## Excerpt
########################################
The government has conceded that it launched an England-wide Test and Trace program without completing the expected privacy checks.
The scheme has been running since the end of May without a Data Protection Impact Assessment (DPIA), which is a process required by GDPR for any project that poses a high risk to the personal data of the people involved.
A DPIA is designed to identify and minimize the data protection risks of a project. But when the Test and Trace program started, reports soon emerged that the assessment had not been duly carried out by the government.
The public health scheme identifies all the people who have been in contact with a person who has been diagnosed with coronavirus, and collects personal information such as names, sex, postcodes, email addresses and telephone numbers.
In a privacy notice published at the start of the program, health authorities also said that the information gathered could be used for alternative purposes, such as research into COVID-19, and that patients had "limited" rights to ask for data to be deleted.
Since Test and Trace launched, privacy campaigner the Open Rights Group (ORG) has been in correspondence with the government, via data rights lawyer Ravi Naik, to ask that a DPIA be carried out for the program. Two weeks ago, the organization threatened to take legal action if the request continued to remain unanswered.
In a letter to the ORG, the Department of Health and Social Care (DHSC) has now admitted that while a DPIA was required, the scheme effectively launched in May without a privacy assessment in place. According to the DHSC, a DPIA is "currently being finalised".
The program's 27,000 staff have now already contacted more than 155,000 people who may have been infected with the virus.
Failure to carry out the necessary checks was due to the speed at which the program had to be launched, said the DHSC in the letter. To reduce the burden on the NHS, and to lift lockdown restrictions as soon as possible, Test and Trace had to start at unprecedented speed and scale.
########################################
[Recorded data]

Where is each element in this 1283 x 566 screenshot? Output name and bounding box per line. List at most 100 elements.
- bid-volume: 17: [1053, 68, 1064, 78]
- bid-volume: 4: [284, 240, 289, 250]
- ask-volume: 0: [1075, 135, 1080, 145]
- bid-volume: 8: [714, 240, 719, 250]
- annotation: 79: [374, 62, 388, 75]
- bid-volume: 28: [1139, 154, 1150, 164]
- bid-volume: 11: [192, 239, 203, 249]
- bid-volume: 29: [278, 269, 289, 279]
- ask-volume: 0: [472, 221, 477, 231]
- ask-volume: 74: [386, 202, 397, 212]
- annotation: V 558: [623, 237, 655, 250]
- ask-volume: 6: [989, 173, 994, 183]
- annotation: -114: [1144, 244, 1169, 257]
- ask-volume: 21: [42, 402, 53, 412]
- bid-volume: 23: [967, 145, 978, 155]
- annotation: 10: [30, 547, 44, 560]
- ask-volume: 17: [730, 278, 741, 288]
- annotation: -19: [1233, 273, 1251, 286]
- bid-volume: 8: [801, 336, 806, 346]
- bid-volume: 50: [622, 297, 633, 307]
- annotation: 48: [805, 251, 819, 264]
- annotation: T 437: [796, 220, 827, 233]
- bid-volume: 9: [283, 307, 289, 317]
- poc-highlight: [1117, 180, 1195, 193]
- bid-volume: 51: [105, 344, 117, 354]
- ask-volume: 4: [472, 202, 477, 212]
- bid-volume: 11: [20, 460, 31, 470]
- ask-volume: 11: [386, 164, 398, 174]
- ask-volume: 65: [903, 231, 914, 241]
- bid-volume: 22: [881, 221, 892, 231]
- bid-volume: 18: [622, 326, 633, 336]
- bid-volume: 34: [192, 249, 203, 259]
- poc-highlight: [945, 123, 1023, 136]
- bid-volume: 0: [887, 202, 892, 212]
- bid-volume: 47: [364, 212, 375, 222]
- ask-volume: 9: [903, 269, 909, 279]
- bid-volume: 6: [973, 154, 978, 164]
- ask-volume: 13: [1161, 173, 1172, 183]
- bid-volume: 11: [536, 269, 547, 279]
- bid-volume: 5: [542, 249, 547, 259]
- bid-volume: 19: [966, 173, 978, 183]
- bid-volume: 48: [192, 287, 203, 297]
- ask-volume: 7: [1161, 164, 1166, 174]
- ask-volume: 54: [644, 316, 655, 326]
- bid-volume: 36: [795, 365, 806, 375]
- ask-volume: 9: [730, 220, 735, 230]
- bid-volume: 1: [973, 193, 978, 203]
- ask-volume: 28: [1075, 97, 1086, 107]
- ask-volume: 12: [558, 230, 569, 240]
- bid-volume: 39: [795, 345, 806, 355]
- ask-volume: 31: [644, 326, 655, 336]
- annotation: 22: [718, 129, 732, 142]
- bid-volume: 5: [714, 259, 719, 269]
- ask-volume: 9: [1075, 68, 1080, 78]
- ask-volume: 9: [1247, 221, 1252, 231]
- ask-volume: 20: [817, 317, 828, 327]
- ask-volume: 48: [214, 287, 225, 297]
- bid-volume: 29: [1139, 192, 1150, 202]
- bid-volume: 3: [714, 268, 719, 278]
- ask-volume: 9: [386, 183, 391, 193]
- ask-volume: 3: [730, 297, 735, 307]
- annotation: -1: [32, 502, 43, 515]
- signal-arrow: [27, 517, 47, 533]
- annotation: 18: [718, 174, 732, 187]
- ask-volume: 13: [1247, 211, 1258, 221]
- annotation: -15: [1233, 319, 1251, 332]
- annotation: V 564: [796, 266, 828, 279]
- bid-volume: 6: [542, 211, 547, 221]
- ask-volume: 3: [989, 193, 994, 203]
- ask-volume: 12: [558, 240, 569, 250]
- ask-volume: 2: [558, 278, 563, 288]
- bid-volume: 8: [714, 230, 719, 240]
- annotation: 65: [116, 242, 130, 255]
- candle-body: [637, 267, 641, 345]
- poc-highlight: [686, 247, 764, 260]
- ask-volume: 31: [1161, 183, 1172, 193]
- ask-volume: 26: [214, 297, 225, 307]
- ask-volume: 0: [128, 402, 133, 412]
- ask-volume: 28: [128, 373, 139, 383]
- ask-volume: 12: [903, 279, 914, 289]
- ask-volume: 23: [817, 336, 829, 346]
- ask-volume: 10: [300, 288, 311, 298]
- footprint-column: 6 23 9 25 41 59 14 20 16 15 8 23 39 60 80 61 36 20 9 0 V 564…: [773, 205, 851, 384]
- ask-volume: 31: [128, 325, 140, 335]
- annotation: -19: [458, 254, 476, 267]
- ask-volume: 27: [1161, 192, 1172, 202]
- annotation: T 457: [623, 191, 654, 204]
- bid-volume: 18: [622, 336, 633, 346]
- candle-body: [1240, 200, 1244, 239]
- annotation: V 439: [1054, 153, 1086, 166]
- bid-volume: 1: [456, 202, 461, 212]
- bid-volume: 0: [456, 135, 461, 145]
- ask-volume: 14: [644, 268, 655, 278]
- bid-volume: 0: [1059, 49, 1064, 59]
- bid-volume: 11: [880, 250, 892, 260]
########################################
## Task goal
Set down the part of the Test and Trace article that opens with the words containing "In a privacy" and closes with "to remain unanswered.", copying it word for word.

## Finished task
In a privacy notice published at the start of the program, health authorities also said that the information gathered could be used for alternative purposes, such as research into COVID-19, and that patients had "limited" rights to ask for data to be deleted.
Since Test and Trace launched, privacy campaigner the Open Rights Group (ORG) has been in correspondence with the government, via data rights lawyer Ravi Naik, to ask that a DPIA be carried out for the program. Two weeks ago, the organization threatened to take legal action if the request continued to remain unanswered.